[start EXCERPTED DATA]

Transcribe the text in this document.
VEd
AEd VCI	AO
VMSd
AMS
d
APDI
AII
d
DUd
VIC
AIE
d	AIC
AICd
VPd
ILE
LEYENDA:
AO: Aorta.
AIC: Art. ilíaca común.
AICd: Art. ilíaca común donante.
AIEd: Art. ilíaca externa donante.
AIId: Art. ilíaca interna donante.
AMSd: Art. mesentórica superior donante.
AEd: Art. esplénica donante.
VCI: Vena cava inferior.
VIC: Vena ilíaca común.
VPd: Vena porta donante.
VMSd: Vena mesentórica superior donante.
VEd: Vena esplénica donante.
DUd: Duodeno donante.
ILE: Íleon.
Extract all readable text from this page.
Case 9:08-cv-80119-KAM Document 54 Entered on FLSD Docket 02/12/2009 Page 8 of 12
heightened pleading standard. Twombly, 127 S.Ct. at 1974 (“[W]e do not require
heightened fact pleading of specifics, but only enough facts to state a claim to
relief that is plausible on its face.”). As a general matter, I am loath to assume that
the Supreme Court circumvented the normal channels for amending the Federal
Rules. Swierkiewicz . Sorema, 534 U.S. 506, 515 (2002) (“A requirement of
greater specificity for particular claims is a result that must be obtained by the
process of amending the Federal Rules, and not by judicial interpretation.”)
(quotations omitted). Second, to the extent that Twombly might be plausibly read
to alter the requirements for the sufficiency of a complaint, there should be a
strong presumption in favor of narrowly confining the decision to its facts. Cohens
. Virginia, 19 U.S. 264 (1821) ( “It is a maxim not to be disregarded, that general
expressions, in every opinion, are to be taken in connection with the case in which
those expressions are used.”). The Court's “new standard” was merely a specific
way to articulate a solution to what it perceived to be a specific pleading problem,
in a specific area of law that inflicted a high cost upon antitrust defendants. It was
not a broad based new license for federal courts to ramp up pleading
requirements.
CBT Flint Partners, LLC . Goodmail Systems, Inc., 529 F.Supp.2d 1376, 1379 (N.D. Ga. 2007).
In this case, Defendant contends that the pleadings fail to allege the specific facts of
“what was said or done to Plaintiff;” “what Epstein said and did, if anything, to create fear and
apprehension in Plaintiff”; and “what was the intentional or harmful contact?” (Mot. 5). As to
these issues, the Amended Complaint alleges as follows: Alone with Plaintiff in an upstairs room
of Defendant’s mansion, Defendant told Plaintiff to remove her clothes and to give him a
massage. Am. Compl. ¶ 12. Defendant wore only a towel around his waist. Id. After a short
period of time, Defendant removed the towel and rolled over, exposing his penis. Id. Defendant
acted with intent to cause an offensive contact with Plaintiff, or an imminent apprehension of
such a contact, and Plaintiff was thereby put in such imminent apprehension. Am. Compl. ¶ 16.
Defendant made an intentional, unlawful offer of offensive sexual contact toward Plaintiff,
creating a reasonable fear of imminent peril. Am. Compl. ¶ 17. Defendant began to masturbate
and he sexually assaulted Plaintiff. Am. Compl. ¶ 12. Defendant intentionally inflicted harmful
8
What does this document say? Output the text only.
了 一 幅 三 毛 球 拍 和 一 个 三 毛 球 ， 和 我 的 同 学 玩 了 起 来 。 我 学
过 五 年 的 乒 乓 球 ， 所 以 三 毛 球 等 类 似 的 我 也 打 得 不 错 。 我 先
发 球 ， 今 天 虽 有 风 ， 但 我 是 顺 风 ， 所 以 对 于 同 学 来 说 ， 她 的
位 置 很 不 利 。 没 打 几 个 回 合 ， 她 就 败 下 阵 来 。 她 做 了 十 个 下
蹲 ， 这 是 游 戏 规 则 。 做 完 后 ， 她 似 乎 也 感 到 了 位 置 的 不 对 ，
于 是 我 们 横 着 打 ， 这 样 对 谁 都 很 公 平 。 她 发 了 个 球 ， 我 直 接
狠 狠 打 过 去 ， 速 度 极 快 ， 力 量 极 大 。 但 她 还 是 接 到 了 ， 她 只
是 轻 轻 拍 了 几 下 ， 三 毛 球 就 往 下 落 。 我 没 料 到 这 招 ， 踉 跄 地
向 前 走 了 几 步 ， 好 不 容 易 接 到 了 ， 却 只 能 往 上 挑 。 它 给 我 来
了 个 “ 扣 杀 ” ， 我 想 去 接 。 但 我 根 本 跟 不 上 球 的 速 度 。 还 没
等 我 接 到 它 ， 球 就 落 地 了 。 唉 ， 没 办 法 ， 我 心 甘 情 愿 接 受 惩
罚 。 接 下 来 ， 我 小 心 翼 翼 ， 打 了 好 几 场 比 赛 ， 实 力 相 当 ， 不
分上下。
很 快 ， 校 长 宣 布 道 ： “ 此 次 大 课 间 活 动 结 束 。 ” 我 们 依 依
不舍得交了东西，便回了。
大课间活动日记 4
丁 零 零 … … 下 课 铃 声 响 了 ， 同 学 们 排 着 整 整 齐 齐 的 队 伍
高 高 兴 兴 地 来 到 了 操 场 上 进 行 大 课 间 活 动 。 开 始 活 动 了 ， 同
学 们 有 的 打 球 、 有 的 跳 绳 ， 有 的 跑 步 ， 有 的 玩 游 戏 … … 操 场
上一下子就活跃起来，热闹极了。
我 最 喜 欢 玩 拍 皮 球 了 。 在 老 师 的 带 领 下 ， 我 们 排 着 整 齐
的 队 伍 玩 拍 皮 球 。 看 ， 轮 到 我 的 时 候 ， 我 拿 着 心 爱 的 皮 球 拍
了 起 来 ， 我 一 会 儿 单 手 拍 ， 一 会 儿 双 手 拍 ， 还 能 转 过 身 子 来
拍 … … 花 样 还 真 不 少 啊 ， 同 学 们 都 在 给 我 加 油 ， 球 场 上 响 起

[end EXCERPTED DATA]

Locate the word "Vena" in the entries, and copy every line where it is found.

VCI: Vena cava inferior.
VIC: Vena ilíaca común.
VPd: Vena porta donante.
VMSd: Vena mesentórica superior donante.
VEd: Vena esplénica donante.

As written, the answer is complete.